> _What the task requires_: Isolate every line in the records below with "extension" in it.
════════════════════
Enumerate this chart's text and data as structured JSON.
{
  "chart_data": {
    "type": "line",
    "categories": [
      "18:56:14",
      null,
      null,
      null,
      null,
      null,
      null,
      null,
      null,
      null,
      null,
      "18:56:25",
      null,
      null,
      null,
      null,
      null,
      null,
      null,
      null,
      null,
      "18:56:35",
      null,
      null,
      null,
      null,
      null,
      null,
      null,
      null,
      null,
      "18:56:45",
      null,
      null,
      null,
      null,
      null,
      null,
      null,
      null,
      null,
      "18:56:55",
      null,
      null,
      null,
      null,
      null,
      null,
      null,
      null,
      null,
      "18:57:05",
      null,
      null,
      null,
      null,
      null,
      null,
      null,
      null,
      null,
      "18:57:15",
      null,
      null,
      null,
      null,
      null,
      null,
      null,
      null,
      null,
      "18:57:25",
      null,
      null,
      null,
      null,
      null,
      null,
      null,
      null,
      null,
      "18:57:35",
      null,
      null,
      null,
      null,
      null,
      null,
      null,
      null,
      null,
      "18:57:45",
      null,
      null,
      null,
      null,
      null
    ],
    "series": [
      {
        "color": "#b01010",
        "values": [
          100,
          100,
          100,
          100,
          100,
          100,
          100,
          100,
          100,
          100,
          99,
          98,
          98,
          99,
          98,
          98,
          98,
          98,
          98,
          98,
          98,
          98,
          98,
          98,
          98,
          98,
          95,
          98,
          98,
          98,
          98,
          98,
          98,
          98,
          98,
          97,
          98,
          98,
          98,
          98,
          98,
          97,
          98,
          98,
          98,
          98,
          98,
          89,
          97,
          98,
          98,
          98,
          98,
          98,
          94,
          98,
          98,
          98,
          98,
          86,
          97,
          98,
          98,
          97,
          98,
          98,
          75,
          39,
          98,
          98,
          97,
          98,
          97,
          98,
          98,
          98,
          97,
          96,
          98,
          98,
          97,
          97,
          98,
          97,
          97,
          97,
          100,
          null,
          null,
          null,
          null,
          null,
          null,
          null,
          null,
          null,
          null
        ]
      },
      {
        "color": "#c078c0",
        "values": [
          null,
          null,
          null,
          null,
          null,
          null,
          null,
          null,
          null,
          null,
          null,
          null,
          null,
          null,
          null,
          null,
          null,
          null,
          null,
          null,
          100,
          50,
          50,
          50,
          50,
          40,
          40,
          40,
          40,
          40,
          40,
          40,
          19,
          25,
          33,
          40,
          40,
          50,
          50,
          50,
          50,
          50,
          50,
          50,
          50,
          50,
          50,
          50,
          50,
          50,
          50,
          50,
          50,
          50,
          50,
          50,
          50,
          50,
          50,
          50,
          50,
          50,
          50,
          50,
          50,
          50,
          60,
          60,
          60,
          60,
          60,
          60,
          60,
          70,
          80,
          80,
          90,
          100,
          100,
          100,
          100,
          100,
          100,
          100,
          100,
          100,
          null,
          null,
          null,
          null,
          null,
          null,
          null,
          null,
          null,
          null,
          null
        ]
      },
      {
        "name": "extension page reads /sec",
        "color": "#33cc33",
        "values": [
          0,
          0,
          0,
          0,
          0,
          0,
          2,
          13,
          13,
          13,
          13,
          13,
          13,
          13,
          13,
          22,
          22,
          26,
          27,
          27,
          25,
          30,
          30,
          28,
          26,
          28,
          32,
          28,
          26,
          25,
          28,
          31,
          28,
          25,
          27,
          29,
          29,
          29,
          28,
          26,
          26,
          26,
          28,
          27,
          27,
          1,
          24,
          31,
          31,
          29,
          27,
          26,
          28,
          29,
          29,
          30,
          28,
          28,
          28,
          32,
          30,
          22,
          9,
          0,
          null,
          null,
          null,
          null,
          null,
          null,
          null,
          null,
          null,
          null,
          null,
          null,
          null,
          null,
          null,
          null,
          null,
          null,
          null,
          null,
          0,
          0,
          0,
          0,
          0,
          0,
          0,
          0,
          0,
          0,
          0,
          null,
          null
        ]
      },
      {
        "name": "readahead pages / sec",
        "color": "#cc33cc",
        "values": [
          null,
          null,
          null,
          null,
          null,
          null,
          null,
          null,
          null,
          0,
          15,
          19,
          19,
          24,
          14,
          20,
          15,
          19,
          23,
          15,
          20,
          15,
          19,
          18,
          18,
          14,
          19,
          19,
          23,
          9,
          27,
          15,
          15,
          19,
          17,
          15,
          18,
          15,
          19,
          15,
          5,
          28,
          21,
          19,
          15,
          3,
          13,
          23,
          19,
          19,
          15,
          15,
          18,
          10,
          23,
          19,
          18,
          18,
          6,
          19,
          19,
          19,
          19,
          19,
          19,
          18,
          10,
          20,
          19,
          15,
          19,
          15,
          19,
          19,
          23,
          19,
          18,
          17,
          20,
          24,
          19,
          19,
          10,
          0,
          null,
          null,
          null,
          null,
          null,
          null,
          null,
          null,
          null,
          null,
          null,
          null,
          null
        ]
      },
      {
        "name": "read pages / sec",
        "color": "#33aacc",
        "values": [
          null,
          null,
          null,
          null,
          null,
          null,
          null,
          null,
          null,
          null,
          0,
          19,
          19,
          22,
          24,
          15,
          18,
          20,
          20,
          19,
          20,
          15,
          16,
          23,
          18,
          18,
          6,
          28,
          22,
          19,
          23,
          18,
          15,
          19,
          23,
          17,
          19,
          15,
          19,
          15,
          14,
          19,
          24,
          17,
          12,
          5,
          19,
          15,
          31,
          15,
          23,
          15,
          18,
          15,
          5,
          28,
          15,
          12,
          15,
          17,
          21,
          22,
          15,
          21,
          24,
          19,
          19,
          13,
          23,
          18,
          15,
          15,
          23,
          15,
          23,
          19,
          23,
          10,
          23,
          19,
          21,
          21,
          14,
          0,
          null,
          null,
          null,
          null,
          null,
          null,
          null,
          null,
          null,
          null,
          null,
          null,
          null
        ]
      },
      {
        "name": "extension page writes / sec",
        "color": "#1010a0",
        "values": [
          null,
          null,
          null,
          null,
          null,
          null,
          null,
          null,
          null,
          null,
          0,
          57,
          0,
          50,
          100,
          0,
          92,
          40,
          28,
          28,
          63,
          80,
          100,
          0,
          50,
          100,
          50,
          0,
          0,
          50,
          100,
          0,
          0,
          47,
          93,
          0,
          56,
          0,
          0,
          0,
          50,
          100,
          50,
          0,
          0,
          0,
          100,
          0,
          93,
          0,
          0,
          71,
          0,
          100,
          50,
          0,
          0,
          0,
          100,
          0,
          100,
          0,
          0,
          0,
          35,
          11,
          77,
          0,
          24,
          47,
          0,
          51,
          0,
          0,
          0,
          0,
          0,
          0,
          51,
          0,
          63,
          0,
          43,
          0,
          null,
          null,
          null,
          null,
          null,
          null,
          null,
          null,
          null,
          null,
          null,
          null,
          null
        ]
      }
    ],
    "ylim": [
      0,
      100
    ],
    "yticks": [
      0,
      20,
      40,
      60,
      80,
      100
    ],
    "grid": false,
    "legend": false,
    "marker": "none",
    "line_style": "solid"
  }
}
════════════════════
> _Exercise output_:
        "name": "extension page reads /sec",
        "name": "extension page writes / sec",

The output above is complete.